* _Exercise directions_: All the data must come back unchanged, except that pictures are left out.

* _Given records_:

******************************

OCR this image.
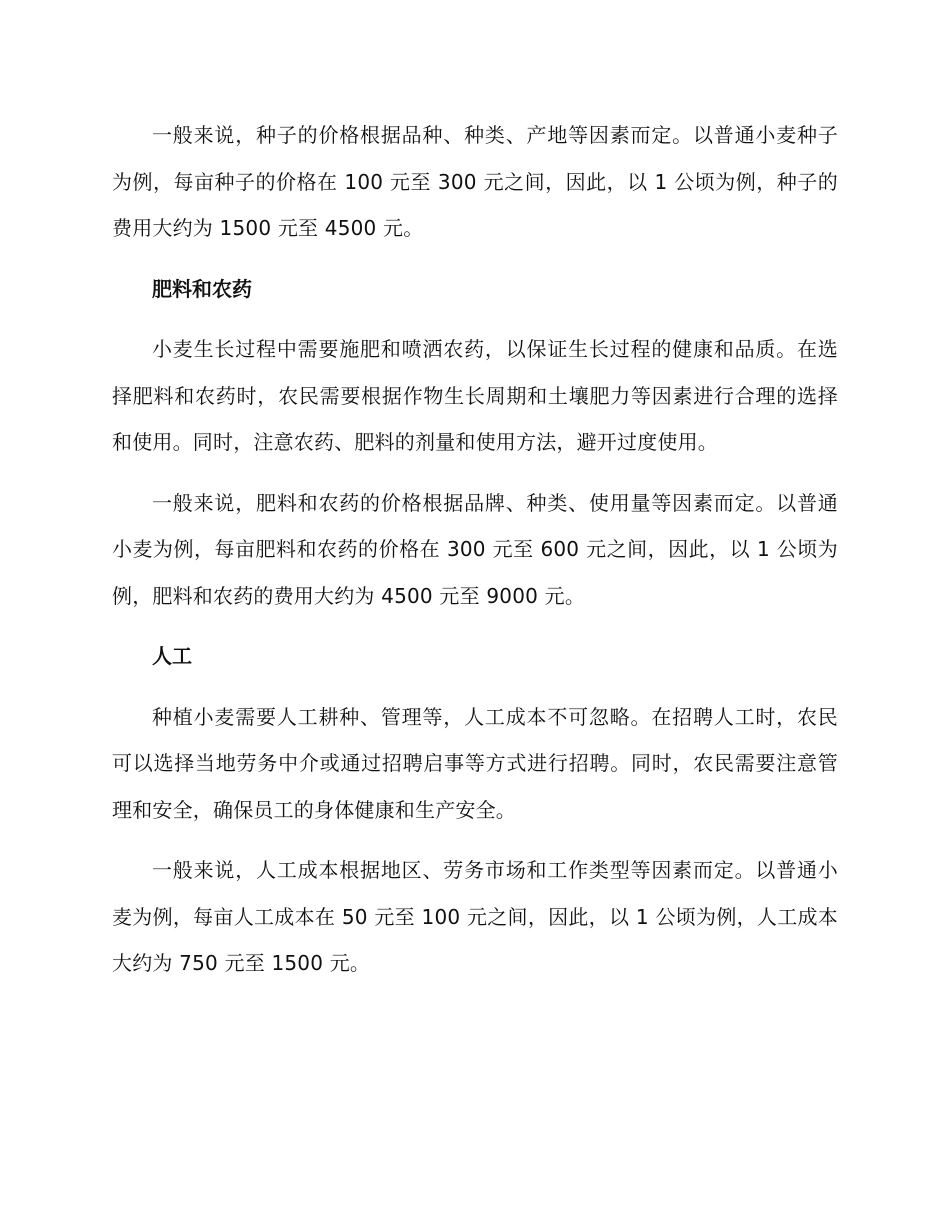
一般来说，种子的价格根据品种、种类、产地等因素而定。以普通小麦种子为例，每亩种子的价格在 100 元至 300 元之间，因此，以 1 公顷为例，种子的费用大约为 1500 元至 4500 元。

肥料和农药

小麦生长过程中需要施肥和喷洒农药，以保证生长过程的健康和品质。在选择肥料和农药时，农民需要根据作物生长周期和土壤肥力等因素进行合理的选择和使用。同时，注意农药、肥料的剂量和使用方法，避开过度使用。

一般来说，肥料和农药的价格根据品牌、种类、使用量等因素而定。以普通小麦为例，每亩肥料和农药的价格在 300 元至 600 元之间，因此，以 1 公顷为例，肥料和农药的费用大约为 4500 元至 9000 元。

人工

种植小麦需要人工耕种、管理等，人工成本不可忽略。在招聘人工时，农民可以选择当地劳务中介或通过招聘启事等方式进行招聘。同时，农民需要注意管理和安全，确保员工的身体健康和生产安全。

一般来说，人工成本根据地区、劳务市场和工作类型等因素而定。以普通小麦为例，每亩人工成本在 50 元至 100 元之间，因此，以 1 公顷为例，人工成本大约为 750 元至 1500 元。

******************************

* _Written response_:
OCR this image.
一般来说，种子的价格根据品种、种类、产地等因素而定。以普通小麦种子为例，每亩种子的价格在 100 元至 300 元之间，因此，以 1 公顷为例，种子的费用大约为 1500 元至 4500 元。

肥料和农药

小麦生长过程中需要施肥和喷洒农药，以保证生长过程的健康和品质。在选择肥料和农药时，农民需要根据作物生长周期和土壤肥力等因素进行合理的选择和使用。同时，注意农药、肥料的剂量和使用方法，避开过度使用。

一般来说，肥料和农药的价格根据品牌、种类、使用量等因素而定。以普通小麦为例，每亩肥料和农药的价格在 300 元至 600 元之间，因此，以 1 公顷为例，肥料和农药的费用大约为 4500 元至 9000 元。

人工

种植小麦需要人工耕种、管理等，人工成本不可忽略。在招聘人工时，农民可以选择当地劳务中介或通过招聘启事等方式进行招聘。同时，农民需要注意管理和安全，确保员工的身体健康和生产安全。

一般来说，人工成本根据地区、劳务市场和工作类型等因素而定。以普通小麦为例，每亩人工成本在 50 元至 100 元之间，因此，以 1 公顷为例，人工成本大约为 750 元至 1500 元。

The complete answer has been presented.